- **Exercise description**
Note each line of the listing that contains the string "frac", and copy it.
-=-=-
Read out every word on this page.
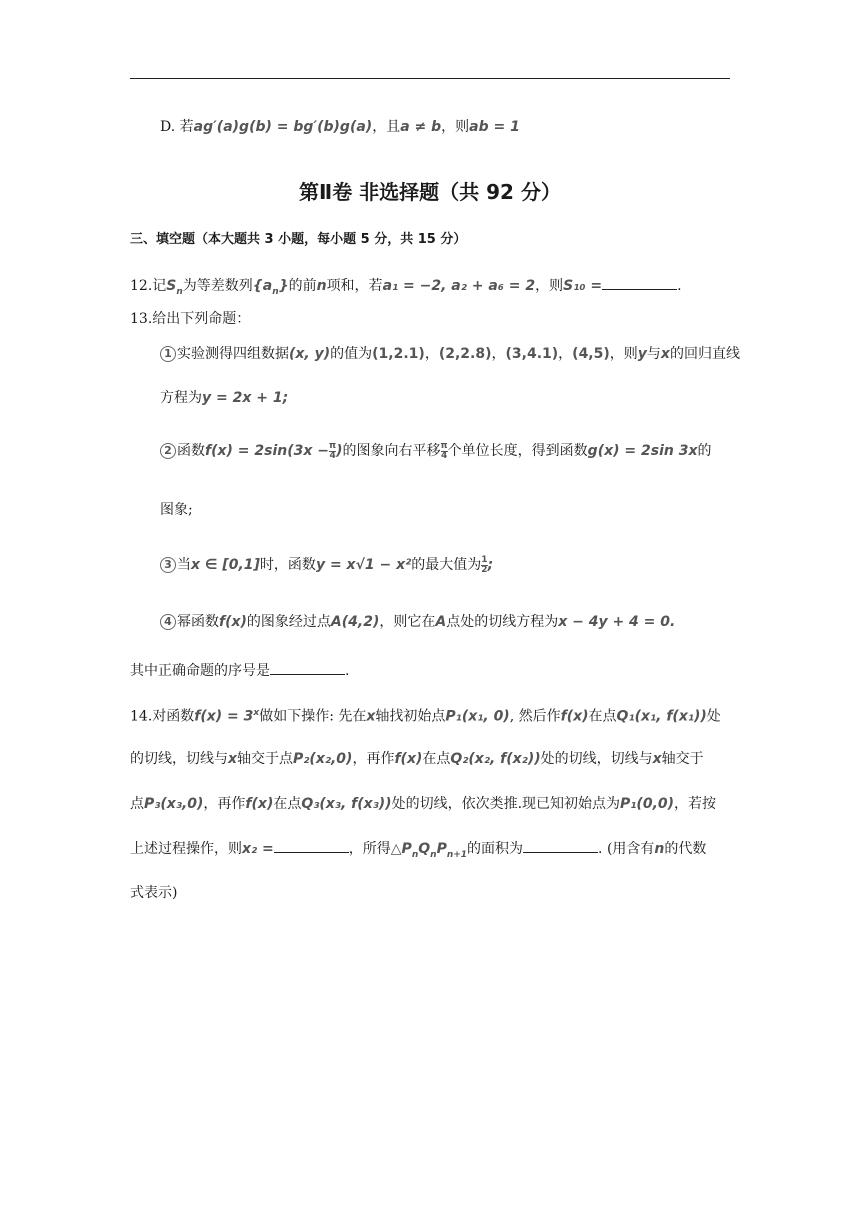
D. 若ag′(a)g(b) = bg′(b)g(a)，且a ≠ b，则ab = 1
第Ⅱ卷 非选择题（共 92 分）
三、填空题（本大题共 3 小题，每小题 5 分，共 15 分）
12.记$S_n$为等差数列$\{a_n\}$的前n项和，若a₁ = −2, a₂ + a₆ = 2，则S₁₀ =	.
13.给出下列命题：
1 实验测得四组数据(x, y)的值为(1,2.1)，(2,2.8)，(3,4.1)，(4,5)，则y与x的回归直线
方程为y = 2x + 1;
2 函数$f(x) = 2\sin(3x - \frac{\pi}{4}$ )的图象向右平移 $\frac{\pi}{4}$ 个单位长度，得到函数g(x) = 2sin 3x的
图象;
3 当x ∈ [0,1]时，函数y = x√1 − x²的最大值为 $\frac{1}{2}$ ;
4 幂函数f(x)的图象经过点A(4,2)，则它在A点处的切线方程为x − 4y + 4 = 0.
其中正确命题的序号是	.
14.对函数$f(x) = 3^x$做如下操作: 先在x轴找初始点P₁(x₁, 0), 然后作f(x)在点Q₁(x₁, f(x₁))处
的切线，切线与x轴交于点P₂(x₂,0)，再作f(x)在点Q₂(x₂, f(x₂))处的切线，切线与x轴交于
点P₃(x₃,0)，再作f(x)在点Q₃(x₃, f(x₃))处的切线，依次类推.现已知初始点为P₁(0,0)，若按
上述过程操作，则x₂ =	，所得$\triangle P_nQ_nP_{n+1}$的面积为	. (用含有n的代数
式表示)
-=-=-
- **Exercise result**
2 函数$f(x) = 2\sin(3x - \frac{\pi}{4}$ )的图象向右平移 $\frac{\pi}{4}$ 个单位长度，得到函数g(x) = 2sin 3x的
3 当x ∈ [0,1]时，函数y = x√1 − x²的最大值为 $\frac{1}{2}$ ;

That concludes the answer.